Exercise: From the entries below, copy every line holding the word "values".
##########
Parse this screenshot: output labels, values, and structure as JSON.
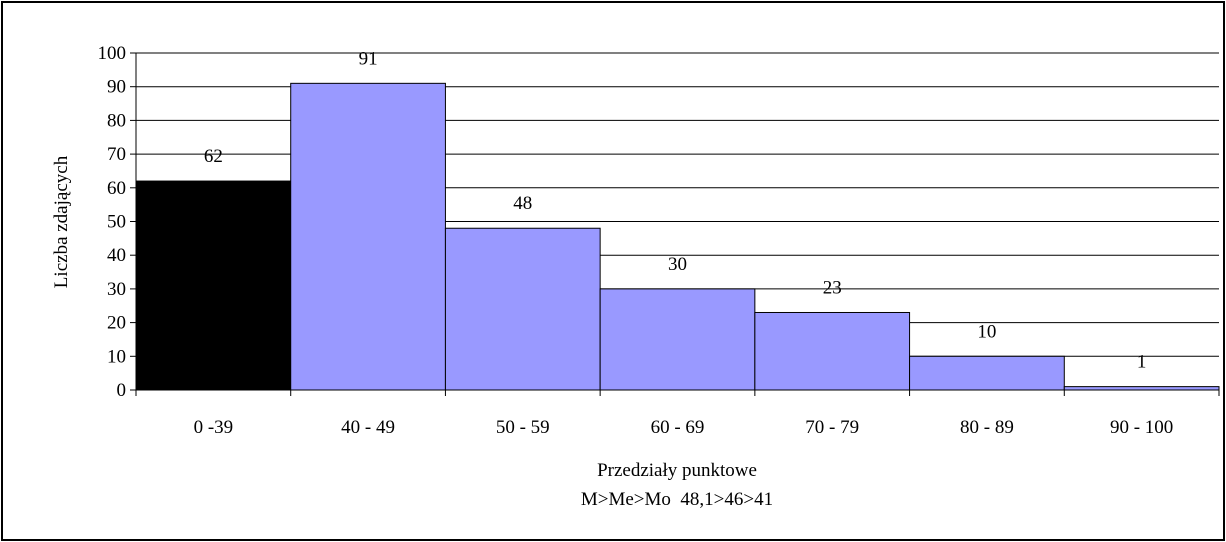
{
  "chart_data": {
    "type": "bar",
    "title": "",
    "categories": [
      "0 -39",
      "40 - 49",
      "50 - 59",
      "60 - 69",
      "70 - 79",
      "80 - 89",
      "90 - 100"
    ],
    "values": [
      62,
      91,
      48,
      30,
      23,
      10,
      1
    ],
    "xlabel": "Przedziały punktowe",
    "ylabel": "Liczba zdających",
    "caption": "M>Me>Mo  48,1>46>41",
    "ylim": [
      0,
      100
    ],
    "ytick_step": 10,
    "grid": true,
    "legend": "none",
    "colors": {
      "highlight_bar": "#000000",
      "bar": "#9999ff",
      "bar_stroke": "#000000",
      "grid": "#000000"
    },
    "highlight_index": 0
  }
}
##########
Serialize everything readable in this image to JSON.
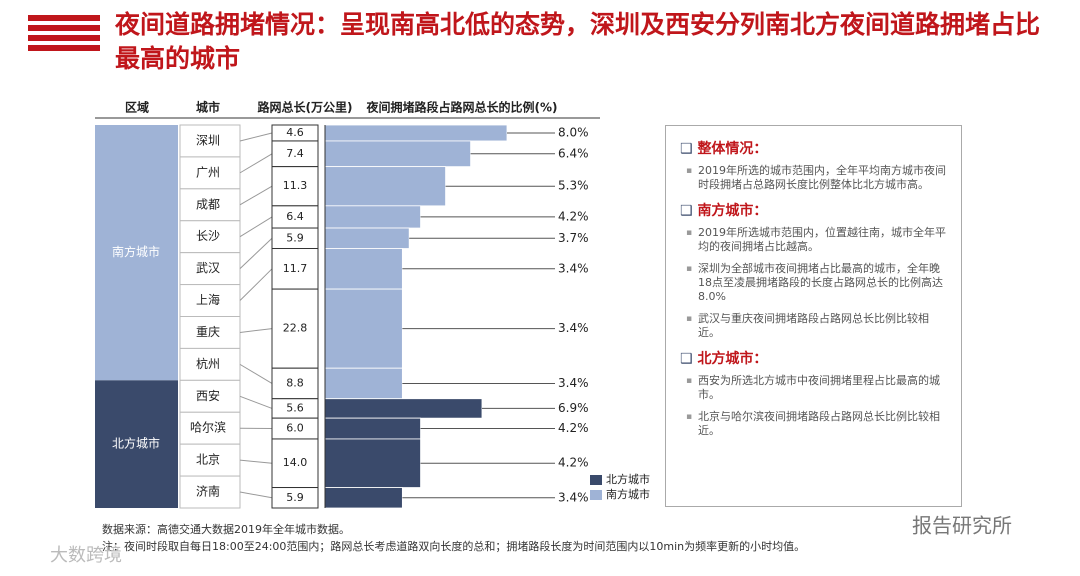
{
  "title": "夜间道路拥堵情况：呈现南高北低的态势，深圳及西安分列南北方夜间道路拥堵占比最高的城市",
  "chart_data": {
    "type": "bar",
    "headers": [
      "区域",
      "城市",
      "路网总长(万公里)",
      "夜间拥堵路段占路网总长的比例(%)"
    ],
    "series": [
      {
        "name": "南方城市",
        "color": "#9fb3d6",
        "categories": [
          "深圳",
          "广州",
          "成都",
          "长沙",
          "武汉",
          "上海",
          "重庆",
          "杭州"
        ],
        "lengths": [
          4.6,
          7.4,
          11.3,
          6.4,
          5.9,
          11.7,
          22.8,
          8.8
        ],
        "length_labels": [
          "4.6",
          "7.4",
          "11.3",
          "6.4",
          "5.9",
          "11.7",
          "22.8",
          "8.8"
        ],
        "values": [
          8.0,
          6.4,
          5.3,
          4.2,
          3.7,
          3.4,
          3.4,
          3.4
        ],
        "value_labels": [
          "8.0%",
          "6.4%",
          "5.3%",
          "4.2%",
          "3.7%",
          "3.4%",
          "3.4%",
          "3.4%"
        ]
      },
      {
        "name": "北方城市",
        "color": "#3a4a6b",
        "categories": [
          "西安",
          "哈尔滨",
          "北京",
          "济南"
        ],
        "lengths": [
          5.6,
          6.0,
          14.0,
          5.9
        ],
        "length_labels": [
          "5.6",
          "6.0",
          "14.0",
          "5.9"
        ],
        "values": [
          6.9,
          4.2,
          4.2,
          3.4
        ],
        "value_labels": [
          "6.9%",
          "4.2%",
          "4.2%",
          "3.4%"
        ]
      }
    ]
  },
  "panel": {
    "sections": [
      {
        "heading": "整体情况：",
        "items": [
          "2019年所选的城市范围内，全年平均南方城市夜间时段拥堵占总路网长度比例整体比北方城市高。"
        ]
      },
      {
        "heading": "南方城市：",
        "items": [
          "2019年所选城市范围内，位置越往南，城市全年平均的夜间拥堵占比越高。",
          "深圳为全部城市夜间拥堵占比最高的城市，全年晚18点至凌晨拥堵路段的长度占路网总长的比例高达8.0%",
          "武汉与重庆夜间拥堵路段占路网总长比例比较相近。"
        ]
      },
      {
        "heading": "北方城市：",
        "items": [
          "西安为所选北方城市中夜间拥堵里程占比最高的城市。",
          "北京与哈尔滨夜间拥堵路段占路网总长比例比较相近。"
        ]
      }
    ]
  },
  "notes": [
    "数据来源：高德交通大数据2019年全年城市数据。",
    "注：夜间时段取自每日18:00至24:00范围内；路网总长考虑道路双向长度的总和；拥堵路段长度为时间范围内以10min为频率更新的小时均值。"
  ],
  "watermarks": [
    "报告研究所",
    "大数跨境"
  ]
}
##########
Response for this exercise:
Parse this screenshot: output labels, values, and structure as JSON.
    "values": [
        "values": [
        "values": [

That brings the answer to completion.